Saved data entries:
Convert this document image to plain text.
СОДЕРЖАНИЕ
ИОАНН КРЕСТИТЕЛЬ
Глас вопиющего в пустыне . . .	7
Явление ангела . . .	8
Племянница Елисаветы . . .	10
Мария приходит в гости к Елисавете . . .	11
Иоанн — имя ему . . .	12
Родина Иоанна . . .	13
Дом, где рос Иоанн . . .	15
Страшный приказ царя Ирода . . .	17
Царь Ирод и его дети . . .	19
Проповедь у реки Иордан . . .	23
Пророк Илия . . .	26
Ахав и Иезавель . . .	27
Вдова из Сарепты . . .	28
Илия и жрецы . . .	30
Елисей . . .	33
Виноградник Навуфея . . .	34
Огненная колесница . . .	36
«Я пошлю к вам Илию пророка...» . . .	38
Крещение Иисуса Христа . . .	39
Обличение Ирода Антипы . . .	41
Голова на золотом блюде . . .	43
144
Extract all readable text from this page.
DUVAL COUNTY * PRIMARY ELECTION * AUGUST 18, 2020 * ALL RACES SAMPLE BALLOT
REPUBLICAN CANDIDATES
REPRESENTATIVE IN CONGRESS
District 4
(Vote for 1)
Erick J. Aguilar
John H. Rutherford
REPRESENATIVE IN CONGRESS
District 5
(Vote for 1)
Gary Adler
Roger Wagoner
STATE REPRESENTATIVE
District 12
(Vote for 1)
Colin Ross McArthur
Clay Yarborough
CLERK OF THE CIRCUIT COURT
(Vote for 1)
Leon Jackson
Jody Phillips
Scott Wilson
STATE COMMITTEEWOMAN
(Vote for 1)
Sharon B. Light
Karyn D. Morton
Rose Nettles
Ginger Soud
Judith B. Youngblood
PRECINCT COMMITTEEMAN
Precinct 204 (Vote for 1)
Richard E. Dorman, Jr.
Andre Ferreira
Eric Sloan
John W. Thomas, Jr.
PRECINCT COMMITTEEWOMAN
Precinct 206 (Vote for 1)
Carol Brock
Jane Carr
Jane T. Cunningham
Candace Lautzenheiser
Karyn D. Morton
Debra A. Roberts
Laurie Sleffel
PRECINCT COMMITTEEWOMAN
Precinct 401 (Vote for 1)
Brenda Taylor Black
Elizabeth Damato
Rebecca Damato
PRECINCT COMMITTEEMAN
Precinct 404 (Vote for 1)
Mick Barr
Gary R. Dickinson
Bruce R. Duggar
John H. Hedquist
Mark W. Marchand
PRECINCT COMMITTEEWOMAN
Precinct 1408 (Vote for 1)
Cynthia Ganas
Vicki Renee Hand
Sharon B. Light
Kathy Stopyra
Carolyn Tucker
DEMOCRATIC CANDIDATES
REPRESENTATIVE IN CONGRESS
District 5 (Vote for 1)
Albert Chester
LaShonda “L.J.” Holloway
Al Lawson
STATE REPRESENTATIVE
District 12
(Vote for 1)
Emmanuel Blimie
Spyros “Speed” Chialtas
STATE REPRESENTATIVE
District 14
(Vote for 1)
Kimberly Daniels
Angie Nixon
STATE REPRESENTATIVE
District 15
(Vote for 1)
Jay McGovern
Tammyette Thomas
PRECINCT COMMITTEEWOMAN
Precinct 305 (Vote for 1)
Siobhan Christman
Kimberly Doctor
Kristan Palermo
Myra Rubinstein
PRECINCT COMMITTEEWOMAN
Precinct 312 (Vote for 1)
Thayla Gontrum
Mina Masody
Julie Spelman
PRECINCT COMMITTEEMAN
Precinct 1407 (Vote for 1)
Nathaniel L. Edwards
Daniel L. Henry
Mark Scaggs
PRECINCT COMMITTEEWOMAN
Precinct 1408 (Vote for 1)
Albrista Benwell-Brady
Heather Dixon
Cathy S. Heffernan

TASK PROMPT: The required output is the number of lines containing the word "this", and nothing besides.

RESPONSE: 2